Records:
▶
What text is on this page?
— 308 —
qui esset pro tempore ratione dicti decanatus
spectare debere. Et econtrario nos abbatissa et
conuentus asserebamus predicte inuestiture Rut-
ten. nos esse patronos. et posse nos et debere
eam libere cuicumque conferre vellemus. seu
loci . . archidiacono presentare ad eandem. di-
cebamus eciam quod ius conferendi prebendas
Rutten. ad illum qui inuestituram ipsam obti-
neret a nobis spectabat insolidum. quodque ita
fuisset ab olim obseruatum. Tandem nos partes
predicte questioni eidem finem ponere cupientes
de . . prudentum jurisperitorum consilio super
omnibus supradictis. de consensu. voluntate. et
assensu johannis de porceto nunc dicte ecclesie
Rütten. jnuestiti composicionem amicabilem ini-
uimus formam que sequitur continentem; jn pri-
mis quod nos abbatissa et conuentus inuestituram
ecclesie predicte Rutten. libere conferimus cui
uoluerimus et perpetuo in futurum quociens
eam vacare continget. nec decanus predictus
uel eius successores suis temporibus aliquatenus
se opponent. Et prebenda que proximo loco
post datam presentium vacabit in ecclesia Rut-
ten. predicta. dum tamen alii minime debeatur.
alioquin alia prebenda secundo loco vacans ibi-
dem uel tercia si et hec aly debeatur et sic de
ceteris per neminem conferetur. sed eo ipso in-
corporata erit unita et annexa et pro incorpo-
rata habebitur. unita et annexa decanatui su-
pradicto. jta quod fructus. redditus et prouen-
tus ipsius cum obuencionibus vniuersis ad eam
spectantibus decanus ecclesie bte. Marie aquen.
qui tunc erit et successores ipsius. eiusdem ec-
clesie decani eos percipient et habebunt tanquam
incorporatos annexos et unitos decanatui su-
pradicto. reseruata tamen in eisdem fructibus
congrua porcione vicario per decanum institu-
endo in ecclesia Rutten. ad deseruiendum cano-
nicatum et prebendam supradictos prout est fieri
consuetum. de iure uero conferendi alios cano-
◀
Find every line in the entries that includes the word "decanatui", then state how many there are and nothing else.

2